Directions for this task: The data must be written out once more, precisely as given.

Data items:
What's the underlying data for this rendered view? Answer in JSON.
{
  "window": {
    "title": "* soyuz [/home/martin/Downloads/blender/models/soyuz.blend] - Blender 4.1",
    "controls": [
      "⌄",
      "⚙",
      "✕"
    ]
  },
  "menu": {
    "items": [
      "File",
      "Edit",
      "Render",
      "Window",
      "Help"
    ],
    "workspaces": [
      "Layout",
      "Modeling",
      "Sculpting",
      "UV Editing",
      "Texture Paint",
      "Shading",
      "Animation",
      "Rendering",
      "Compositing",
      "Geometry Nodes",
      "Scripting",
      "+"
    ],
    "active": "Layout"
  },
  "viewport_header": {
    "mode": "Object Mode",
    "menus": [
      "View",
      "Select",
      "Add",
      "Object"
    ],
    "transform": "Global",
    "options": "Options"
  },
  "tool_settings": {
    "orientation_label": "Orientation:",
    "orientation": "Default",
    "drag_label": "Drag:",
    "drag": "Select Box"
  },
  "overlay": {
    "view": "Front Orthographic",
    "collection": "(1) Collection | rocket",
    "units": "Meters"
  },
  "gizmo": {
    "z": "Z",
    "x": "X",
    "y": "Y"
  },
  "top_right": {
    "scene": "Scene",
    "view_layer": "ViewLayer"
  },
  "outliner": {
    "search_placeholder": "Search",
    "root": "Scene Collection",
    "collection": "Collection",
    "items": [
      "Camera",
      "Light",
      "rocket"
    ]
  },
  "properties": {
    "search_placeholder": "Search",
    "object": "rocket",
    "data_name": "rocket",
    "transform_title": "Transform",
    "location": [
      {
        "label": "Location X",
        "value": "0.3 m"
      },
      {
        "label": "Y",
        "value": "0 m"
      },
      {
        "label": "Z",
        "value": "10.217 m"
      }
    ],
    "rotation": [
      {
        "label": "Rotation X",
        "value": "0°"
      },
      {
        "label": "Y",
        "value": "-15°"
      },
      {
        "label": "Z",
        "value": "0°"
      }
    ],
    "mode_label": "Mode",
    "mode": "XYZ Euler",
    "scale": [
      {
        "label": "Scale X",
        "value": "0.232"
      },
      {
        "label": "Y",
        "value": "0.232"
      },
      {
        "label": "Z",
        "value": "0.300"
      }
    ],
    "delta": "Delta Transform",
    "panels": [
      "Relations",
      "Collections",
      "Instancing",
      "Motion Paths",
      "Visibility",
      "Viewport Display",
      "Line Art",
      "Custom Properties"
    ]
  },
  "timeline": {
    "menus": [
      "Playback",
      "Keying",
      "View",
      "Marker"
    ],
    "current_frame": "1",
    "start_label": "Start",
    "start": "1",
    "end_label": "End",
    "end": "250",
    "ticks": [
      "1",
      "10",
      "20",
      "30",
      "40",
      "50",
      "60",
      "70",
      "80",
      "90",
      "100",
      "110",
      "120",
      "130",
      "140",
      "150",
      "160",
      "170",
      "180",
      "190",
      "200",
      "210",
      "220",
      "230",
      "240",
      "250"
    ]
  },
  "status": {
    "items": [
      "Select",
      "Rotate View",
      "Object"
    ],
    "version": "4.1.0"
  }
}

Correct output:
What's the underlying data for this rendered view? Answer in JSON.
{
  "window": {
    "title": "* soyuz [/home/martin/Downloads/blender/models/soyuz.blend] - Blender 4.1",
    "controls": [
      "⌄",
      "⚙",
      "✕"
    ]
  },
  "menu": {
    "items": [
      "File",
      "Edit",
      "Render",
      "Window",
      "Help"
    ],
    "workspaces": [
      "Layout",
      "Modeling",
      "Sculpting",
      "UV Editing",
      "Texture Paint",
      "Shading",
      "Animation",
      "Rendering",
      "Compositing",
      "Geometry Nodes",
      "Scripting",
      "+"
    ],
    "active": "Layout"
  },
  "viewport_header": {
    "mode": "Object Mode",
    "menus": [
      "View",
      "Select",
      "Add",
      "Object"
    ],
    "transform": "Global",
    "options": "Options"
  },
  "tool_settings": {
    "orientation_label": "Orientation:",
    "orientation": "Default",
    "drag_label": "Drag:",
    "drag": "Select Box"
  },
  "overlay": {
    "view": "Front Orthographic",
    "collection": "(1) Collection | rocket",
    "units": "Meters"
  },
  "gizmo": {
    "z": "Z",
    "x": "X",
    "y": "Y"
  },
  "top_right": {
    "scene": "Scene",
    "view_layer": "ViewLayer"
  },
  "outliner": {
    "search_placeholder": "Search",
    "root": "Scene Collection",
    "collection": "Collection",
    "items": [
      "Camera",
      "Light",
      "rocket"
    ]
  },
  "properties": {
    "search_placeholder": "Search",
    "object": "rocket",
    "data_name": "rocket",
    "transform_title": "Transform",
    "location": [
      {
        "label": "Location X",
        "value": "0.3 m"
      },
      {
        "label": "Y",
        "value": "0 m"
      },
      {
        "label": "Z",
        "value": "10.217 m"
      }
    ],
    "rotation": [
      {
        "label": "Rotation X",
        "value": "0°"
      },
      {
        "label": "Y",
        "value": "-15°"
      },
      {
        "label": "Z",
        "value": "0°"
      }
    ],
    "mode_label": "Mode",
    "mode": "XYZ Euler",
    "scale": [
      {
        "label": "Scale X",
        "value": "0.232"
      },
      {
        "label": "Y",
        "value": "0.232"
      },
      {
        "label": "Z",
        "value": "0.300"
      }
    ],
    "delta": "Delta Transform",
    "panels": [
      "Relations",
      "Collections",
      "Instancing",
      "Motion Paths",
      "Visibility",
      "Viewport Display",
      "Line Art",
      "Custom Properties"
    ]
  },
  "timeline": {
    "menus": [
      "Playback",
      "Keying",
      "View",
      "Marker"
    ],
    "current_frame": "1",
    "start_label": "Start",
    "start": "1",
    "end_label": "End",
    "end": "250",
    "ticks": [
      "1",
      "10",
      "20",
      "30",
      "40",
      "50",
      "60",
      "70",
      "80",
      "90",
      "100",
      "110",
      "120",
      "130",
      "140",
      "150",
      "160",
      "170",
      "180",
      "190",
      "200",
      "210",
      "220",
      "230",
      "240",
      "250"
    ]
  },
  "status": {
    "items": [
      "Select",
      "Rotate View",
      "Object"
    ],
    "version": "4.1.0"
  }
}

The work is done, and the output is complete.